■ Given request ■
State how many lines in these records contain the word "pork", and nothing else.

■ Material for this task ■

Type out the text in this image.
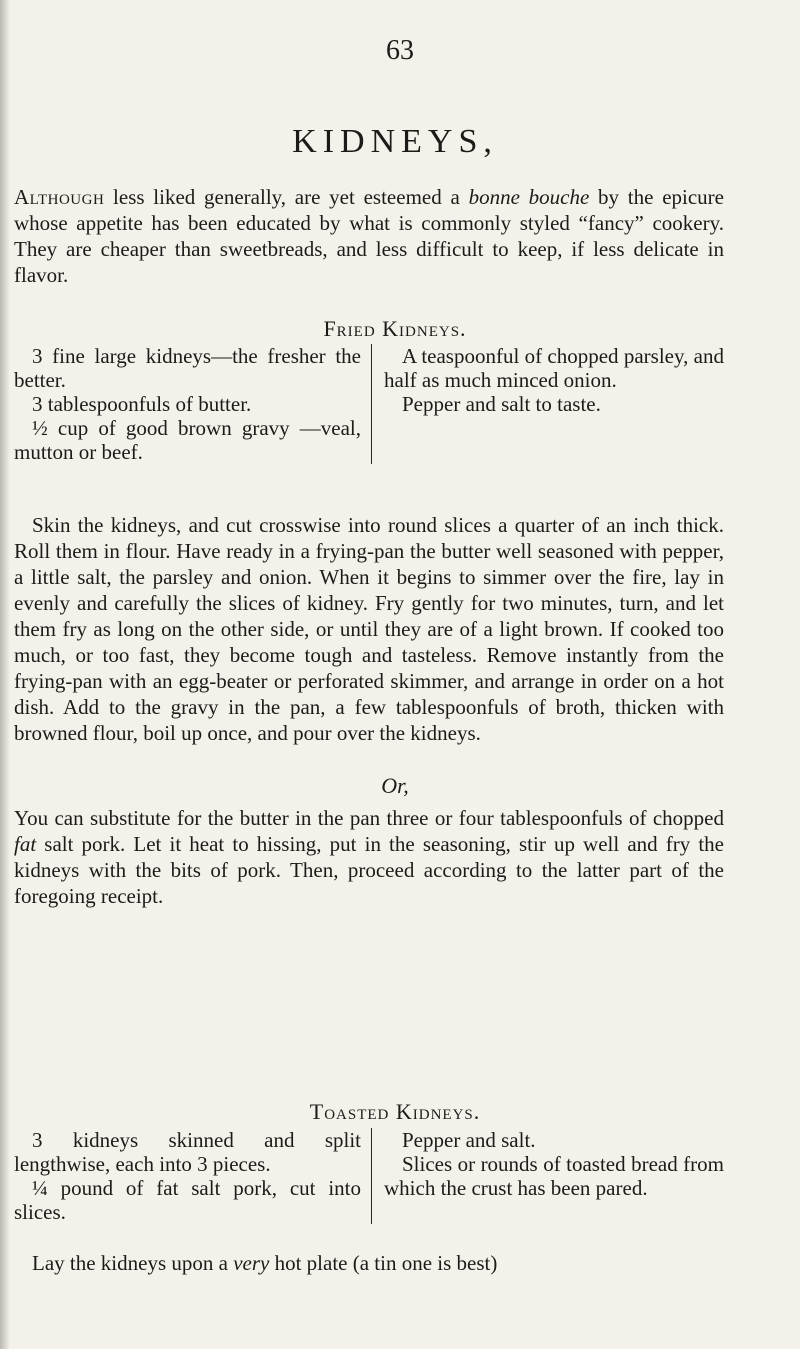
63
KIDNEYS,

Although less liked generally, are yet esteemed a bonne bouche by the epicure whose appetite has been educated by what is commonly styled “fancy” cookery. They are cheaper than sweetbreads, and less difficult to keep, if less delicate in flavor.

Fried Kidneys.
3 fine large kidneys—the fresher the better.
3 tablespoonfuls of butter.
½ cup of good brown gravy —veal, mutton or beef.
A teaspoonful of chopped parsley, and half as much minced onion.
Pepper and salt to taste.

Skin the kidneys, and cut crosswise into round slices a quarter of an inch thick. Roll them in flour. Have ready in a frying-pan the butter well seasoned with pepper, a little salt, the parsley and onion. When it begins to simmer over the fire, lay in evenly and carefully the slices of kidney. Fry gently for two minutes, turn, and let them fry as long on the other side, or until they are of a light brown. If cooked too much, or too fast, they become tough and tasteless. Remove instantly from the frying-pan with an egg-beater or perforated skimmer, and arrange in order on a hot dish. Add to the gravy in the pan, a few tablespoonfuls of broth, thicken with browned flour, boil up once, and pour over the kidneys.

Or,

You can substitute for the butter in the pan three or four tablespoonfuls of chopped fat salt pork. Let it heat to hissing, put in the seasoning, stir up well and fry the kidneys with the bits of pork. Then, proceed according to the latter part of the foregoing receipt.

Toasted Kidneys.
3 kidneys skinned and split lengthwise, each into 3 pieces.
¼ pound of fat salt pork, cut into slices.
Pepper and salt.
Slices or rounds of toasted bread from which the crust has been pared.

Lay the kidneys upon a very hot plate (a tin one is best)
...
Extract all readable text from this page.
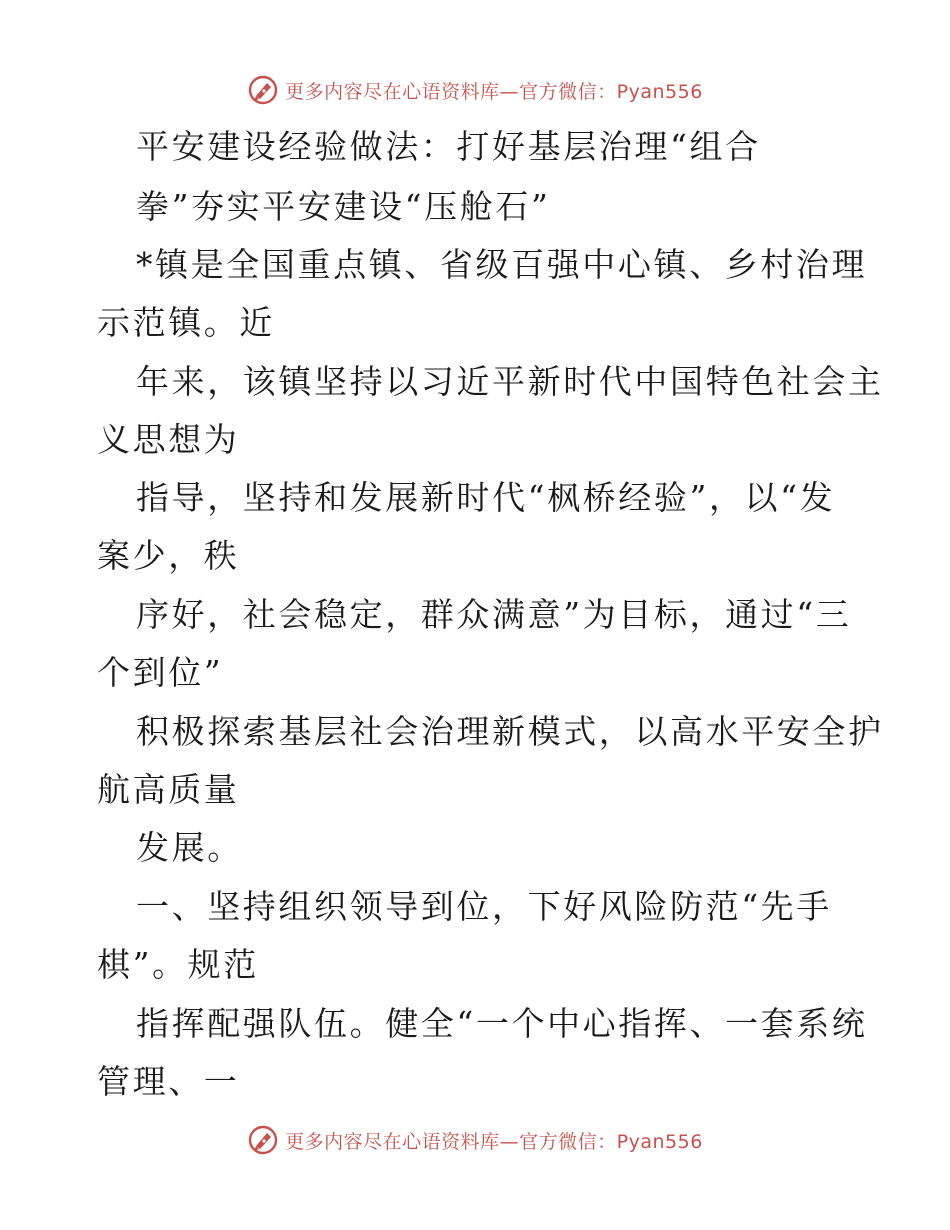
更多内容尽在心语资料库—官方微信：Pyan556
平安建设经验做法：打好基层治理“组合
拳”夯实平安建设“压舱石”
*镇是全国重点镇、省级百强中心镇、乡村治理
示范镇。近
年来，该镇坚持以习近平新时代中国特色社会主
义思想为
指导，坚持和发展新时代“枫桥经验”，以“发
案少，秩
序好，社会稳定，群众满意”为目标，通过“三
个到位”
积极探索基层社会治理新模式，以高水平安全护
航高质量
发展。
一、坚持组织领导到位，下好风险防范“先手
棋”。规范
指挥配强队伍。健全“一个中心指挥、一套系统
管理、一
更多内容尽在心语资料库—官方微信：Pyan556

■ Written answer ■
2